*** The records

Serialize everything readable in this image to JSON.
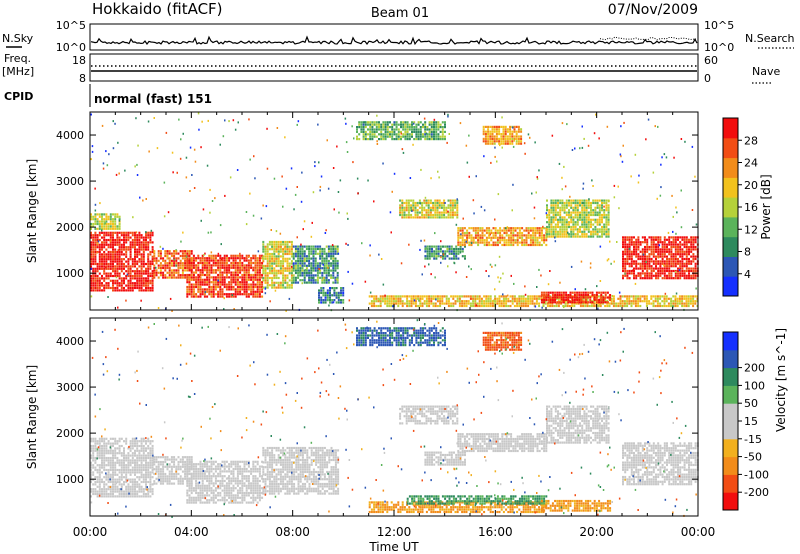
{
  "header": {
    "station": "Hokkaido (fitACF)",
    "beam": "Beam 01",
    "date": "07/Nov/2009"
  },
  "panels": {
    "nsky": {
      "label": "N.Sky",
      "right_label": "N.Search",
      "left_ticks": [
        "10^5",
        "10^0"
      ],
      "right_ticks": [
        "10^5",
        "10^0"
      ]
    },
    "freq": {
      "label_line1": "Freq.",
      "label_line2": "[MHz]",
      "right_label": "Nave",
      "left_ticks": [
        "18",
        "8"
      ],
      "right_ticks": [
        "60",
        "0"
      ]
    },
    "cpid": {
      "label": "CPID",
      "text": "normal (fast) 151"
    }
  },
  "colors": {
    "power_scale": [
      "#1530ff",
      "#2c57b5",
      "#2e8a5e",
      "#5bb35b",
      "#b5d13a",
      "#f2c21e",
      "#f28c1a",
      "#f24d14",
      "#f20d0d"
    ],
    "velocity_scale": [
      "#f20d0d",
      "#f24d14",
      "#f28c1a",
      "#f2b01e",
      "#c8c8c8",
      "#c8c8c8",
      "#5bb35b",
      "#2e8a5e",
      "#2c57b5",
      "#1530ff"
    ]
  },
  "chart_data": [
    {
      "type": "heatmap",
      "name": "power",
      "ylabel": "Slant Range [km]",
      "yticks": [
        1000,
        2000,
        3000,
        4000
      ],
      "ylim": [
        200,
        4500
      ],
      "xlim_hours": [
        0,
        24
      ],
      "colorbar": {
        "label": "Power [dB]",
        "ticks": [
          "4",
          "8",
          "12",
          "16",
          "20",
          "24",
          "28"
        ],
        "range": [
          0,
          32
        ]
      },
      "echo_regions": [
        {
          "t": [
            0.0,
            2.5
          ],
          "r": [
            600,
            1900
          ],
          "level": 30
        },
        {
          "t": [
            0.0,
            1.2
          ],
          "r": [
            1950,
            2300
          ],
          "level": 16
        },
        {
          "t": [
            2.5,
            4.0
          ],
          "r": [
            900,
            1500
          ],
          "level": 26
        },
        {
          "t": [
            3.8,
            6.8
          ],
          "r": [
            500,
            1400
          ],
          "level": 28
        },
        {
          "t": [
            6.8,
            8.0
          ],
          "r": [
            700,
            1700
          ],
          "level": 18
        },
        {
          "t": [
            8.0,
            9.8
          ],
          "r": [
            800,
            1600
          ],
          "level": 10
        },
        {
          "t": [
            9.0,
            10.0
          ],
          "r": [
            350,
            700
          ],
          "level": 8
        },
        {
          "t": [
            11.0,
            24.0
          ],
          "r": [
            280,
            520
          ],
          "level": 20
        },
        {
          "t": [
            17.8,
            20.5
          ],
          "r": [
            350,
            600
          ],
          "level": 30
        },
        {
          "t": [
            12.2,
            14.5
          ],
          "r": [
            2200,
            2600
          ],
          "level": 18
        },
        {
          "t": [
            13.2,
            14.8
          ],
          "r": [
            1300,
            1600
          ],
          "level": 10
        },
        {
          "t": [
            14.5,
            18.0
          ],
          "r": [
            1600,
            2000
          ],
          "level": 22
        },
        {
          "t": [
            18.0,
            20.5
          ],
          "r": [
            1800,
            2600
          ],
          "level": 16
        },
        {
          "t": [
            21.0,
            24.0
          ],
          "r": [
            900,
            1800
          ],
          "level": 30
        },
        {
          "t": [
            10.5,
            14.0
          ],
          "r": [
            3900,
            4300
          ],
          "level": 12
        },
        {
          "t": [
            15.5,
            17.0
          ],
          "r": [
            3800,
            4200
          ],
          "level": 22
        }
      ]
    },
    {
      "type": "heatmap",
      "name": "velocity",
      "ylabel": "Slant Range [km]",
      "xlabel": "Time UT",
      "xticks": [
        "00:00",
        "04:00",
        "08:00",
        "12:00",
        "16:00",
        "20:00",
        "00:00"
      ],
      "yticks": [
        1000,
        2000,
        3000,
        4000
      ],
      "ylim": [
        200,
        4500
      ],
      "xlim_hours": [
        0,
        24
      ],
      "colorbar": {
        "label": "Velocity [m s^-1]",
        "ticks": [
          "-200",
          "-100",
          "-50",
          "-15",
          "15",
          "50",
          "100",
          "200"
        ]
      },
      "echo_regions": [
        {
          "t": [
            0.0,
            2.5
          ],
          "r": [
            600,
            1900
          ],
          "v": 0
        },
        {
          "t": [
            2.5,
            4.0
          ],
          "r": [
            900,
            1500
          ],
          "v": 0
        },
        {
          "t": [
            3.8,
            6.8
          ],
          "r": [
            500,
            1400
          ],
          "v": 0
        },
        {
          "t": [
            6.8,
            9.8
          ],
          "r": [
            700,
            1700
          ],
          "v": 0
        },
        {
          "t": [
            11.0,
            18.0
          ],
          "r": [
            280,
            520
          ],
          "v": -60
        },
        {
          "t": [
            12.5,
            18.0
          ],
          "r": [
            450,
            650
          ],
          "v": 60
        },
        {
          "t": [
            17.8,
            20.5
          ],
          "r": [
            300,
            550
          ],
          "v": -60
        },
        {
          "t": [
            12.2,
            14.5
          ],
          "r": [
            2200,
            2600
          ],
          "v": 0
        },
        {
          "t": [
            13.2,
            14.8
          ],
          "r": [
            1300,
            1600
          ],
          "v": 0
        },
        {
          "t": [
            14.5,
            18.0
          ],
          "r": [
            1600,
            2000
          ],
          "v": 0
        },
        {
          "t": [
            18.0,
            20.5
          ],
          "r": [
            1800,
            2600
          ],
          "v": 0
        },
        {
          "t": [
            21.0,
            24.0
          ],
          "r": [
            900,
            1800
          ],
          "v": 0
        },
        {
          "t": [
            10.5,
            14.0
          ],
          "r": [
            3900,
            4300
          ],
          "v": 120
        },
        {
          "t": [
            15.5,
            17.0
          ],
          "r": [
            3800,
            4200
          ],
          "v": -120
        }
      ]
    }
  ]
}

******
*** The records

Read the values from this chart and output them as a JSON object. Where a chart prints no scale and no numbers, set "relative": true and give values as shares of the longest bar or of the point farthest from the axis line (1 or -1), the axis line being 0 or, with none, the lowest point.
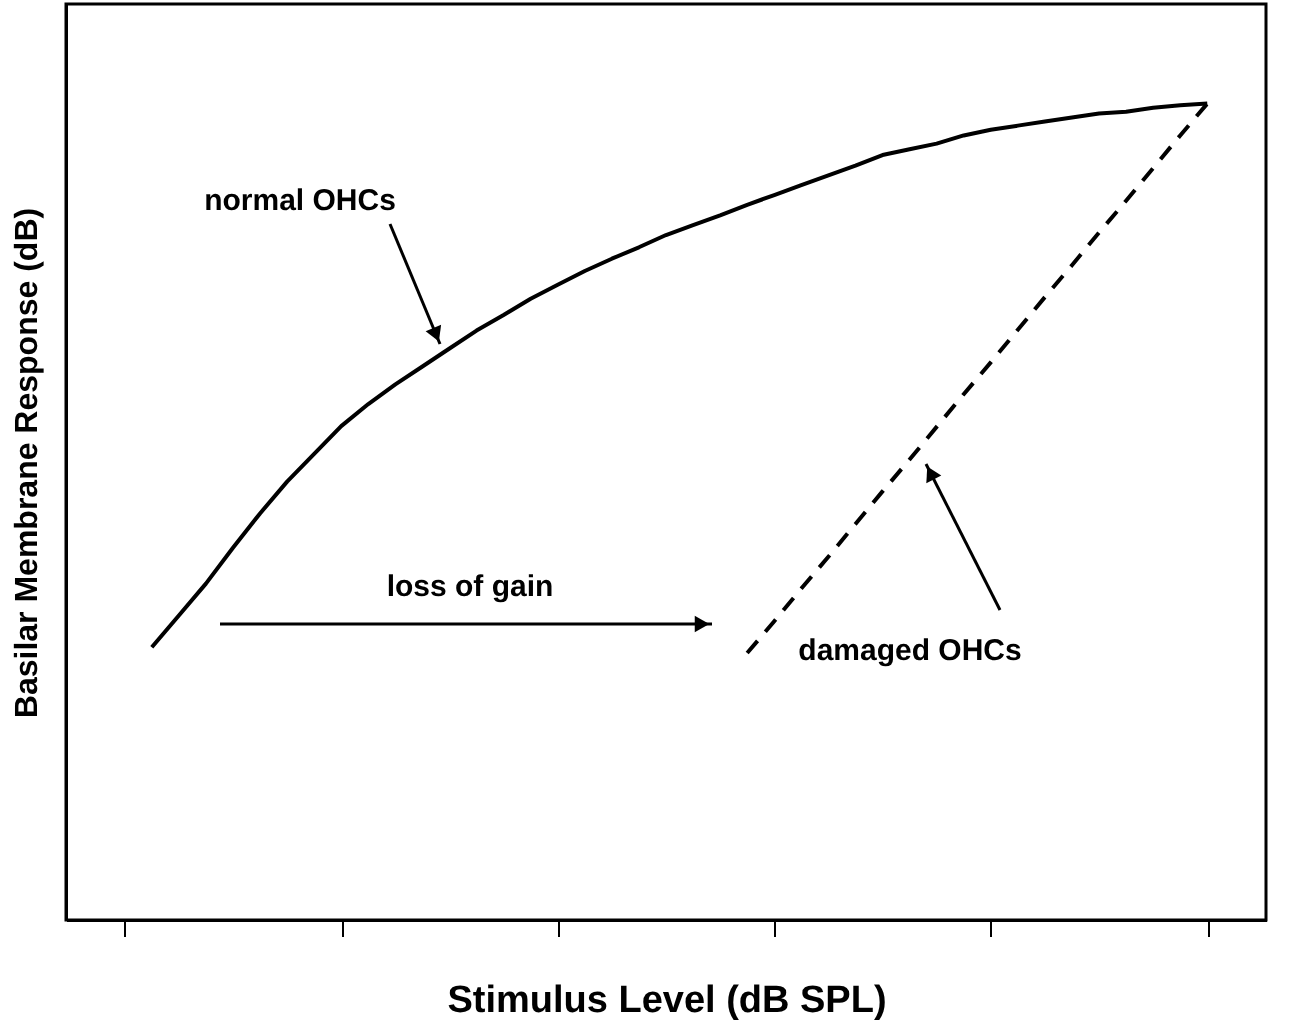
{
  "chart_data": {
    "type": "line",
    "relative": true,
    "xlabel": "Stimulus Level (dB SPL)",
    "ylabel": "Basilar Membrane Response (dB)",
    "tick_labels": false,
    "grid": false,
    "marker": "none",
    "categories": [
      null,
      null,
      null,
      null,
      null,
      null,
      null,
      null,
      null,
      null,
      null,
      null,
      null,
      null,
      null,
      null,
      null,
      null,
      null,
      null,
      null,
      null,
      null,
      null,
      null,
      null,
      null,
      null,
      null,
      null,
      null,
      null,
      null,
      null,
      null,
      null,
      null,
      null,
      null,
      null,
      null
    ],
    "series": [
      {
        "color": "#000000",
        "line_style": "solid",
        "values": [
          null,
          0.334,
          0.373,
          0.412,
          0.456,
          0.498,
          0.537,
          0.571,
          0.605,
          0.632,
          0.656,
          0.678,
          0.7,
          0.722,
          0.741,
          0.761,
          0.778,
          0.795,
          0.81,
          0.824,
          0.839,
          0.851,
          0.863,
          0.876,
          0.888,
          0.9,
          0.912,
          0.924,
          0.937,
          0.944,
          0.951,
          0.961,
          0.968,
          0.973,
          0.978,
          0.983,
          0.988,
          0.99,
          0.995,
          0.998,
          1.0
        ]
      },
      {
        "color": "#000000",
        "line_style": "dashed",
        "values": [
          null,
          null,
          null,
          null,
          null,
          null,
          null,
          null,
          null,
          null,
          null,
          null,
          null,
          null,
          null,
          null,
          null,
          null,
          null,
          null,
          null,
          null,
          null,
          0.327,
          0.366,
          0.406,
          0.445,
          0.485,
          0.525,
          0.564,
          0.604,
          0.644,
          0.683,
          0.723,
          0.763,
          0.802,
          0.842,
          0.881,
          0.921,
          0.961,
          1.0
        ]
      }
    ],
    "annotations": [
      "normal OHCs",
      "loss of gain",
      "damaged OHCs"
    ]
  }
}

******
*** The records

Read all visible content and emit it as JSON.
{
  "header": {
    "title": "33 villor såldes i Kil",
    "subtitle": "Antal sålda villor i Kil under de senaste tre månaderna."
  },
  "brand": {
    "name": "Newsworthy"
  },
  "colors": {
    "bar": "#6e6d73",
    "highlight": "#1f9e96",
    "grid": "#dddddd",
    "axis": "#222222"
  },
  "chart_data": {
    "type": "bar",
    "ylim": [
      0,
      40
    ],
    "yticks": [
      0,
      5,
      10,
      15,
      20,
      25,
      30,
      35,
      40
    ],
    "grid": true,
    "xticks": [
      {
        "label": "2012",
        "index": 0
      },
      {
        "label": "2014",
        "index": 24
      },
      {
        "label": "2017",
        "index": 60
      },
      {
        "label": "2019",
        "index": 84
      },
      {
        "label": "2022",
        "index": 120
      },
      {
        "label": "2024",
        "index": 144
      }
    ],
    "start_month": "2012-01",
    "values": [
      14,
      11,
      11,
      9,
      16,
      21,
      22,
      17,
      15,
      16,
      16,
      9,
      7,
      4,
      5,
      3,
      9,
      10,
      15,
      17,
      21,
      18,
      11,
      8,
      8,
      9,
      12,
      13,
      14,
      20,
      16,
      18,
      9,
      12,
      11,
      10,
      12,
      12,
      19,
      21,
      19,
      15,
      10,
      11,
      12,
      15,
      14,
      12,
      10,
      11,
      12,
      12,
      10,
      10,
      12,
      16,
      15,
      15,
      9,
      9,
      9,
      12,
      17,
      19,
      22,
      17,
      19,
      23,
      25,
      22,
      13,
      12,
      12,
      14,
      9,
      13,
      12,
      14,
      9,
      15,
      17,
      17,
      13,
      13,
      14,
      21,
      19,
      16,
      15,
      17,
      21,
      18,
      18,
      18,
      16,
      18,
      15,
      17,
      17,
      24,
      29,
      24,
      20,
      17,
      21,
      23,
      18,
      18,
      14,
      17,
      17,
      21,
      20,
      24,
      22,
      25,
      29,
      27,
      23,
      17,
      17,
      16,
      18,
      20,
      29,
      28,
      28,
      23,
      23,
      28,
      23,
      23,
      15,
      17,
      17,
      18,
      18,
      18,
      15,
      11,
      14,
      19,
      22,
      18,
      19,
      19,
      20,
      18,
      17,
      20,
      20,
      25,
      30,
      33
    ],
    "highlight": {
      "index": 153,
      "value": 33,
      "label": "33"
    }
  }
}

******

▶ **Given problem**
Copy each line of the listing that includes "xlabel".

▶ **Answer to this task**
      "xlabel": "Time UT",
    "xlabel": "Stimulus Level (dB SPL)",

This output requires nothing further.